# start of AVAILABLE DATA

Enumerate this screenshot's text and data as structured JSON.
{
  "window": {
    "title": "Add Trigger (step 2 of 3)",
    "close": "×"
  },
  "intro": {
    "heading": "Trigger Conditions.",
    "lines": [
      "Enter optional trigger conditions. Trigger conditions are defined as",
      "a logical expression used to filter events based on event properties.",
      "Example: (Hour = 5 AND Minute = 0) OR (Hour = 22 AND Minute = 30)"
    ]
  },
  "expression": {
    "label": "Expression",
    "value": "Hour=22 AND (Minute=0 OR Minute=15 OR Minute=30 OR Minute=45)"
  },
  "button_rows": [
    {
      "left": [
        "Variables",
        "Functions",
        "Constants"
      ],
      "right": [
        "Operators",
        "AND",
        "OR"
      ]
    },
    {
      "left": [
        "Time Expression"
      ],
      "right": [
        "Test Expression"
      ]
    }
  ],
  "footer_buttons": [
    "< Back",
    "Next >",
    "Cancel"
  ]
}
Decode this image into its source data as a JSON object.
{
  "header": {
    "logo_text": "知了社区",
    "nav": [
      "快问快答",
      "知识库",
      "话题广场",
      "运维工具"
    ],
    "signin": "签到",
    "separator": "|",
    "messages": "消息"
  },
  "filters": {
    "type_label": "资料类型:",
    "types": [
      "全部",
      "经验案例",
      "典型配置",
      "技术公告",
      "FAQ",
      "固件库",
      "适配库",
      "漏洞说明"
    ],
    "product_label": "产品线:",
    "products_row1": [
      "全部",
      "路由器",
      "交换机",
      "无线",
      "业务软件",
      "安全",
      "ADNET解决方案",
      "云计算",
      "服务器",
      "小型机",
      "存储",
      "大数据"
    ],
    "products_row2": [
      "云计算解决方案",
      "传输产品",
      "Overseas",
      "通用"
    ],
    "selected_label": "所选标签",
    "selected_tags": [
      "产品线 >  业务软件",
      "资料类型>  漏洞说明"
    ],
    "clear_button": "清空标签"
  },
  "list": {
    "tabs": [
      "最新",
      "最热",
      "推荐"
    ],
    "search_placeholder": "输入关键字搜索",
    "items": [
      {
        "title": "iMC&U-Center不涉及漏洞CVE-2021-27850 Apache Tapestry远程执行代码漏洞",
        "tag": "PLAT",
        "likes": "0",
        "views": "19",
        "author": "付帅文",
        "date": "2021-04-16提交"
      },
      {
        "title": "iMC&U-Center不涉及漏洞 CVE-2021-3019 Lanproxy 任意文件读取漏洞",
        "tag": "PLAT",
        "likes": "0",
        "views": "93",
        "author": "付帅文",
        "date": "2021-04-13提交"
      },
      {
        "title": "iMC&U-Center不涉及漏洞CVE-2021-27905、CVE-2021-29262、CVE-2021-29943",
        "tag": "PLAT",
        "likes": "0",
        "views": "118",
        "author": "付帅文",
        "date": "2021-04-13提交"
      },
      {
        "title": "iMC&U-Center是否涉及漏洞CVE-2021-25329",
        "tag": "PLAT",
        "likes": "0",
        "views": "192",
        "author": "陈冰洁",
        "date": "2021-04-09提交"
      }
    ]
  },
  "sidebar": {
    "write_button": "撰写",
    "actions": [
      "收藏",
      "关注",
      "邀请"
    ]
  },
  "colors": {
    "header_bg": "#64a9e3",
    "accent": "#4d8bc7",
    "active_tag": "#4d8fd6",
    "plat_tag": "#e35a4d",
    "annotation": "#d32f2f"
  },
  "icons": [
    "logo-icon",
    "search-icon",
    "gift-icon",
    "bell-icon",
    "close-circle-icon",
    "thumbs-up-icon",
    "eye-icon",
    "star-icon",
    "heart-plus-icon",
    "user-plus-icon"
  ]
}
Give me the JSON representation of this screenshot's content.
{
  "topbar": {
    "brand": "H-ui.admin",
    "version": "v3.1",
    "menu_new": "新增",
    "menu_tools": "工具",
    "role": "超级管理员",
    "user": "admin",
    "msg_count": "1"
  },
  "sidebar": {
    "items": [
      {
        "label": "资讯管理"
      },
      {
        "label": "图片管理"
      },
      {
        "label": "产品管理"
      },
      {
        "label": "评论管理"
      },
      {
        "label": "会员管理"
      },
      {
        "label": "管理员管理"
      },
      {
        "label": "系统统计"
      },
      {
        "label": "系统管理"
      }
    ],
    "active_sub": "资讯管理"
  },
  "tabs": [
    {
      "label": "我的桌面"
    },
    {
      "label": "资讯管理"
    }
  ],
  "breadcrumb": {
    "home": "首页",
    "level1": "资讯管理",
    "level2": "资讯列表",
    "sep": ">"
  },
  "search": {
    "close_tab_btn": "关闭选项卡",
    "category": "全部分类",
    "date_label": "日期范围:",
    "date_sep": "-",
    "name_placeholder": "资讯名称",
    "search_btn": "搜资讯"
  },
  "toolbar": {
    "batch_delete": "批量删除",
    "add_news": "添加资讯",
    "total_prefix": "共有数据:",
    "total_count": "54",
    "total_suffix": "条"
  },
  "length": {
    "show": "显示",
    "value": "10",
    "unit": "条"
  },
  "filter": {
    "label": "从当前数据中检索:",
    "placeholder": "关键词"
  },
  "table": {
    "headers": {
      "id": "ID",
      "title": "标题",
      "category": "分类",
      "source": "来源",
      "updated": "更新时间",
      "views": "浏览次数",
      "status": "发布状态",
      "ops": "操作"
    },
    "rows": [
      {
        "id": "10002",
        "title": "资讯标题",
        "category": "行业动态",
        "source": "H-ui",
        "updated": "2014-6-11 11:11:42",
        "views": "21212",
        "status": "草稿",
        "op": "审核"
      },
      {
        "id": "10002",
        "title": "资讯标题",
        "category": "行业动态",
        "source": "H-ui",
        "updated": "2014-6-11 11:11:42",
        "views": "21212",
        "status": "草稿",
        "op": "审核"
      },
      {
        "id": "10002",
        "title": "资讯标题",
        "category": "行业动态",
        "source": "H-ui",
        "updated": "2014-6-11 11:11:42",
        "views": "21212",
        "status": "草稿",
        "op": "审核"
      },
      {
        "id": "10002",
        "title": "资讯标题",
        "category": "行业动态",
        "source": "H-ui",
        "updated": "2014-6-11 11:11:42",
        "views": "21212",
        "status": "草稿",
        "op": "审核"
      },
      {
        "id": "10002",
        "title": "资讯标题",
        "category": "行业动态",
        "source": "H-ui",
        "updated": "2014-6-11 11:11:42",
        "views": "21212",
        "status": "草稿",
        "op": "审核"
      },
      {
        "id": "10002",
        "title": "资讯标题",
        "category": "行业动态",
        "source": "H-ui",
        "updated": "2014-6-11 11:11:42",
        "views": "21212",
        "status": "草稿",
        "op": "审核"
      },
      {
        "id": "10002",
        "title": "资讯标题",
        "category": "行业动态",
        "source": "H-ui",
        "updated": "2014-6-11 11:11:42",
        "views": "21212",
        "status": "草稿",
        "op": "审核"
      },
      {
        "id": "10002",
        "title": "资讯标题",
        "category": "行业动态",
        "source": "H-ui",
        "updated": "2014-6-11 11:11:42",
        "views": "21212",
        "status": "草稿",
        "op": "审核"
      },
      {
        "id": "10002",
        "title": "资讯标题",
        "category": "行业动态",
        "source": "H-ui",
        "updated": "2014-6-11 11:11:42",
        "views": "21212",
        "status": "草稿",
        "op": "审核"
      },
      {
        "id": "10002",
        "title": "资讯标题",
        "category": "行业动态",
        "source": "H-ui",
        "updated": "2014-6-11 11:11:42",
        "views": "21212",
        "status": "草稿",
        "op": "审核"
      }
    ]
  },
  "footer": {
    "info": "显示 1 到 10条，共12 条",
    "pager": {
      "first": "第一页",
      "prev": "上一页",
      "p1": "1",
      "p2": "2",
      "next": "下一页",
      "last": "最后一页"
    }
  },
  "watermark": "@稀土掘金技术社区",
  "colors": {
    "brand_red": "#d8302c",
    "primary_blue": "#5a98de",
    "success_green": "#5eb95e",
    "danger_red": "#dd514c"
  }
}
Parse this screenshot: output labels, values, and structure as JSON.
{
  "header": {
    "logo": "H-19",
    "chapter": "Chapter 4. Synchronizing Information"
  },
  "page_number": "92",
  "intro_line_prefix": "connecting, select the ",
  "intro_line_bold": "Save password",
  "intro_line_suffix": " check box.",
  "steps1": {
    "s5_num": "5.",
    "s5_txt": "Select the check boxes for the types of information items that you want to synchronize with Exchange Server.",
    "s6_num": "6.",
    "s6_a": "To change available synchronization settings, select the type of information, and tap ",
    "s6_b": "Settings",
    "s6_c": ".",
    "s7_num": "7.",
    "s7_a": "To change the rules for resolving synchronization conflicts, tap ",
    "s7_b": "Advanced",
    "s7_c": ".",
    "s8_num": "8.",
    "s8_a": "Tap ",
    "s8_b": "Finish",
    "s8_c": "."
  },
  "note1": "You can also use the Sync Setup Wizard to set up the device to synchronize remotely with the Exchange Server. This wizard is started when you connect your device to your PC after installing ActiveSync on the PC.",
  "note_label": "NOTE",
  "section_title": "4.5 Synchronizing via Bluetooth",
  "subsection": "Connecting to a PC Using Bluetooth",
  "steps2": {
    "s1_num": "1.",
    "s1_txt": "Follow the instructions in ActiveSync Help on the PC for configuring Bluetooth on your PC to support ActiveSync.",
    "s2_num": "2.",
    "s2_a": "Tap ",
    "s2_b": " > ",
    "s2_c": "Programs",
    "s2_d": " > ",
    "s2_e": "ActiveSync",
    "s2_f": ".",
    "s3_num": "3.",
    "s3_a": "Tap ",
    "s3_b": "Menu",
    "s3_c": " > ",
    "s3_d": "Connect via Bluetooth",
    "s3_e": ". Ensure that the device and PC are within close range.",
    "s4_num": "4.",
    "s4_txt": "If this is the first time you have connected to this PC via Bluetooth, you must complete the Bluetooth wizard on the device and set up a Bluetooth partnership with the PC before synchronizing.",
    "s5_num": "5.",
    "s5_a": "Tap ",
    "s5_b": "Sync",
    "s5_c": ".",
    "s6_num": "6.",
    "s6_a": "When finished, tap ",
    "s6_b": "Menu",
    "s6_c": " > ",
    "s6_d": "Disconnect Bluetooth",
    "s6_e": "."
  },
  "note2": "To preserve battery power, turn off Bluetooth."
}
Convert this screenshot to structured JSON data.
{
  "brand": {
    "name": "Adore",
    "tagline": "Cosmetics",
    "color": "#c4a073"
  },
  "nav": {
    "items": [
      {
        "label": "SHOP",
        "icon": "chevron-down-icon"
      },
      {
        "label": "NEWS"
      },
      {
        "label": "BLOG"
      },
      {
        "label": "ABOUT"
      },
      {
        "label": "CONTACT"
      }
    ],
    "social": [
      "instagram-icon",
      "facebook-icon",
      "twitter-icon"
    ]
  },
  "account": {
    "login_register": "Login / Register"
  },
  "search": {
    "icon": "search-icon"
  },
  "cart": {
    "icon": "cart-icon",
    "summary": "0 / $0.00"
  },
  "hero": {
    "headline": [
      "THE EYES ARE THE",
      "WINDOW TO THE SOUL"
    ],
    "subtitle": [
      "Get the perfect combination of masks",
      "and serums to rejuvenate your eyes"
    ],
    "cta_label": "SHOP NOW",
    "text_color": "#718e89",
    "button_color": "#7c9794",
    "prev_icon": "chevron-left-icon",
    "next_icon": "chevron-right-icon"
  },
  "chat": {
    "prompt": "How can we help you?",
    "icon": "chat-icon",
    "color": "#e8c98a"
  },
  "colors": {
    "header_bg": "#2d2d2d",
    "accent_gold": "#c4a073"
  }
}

# end of AVAILABLE DATA

What is the number of lines in the listing above that contain the string "Exchange"? Give only the number.

2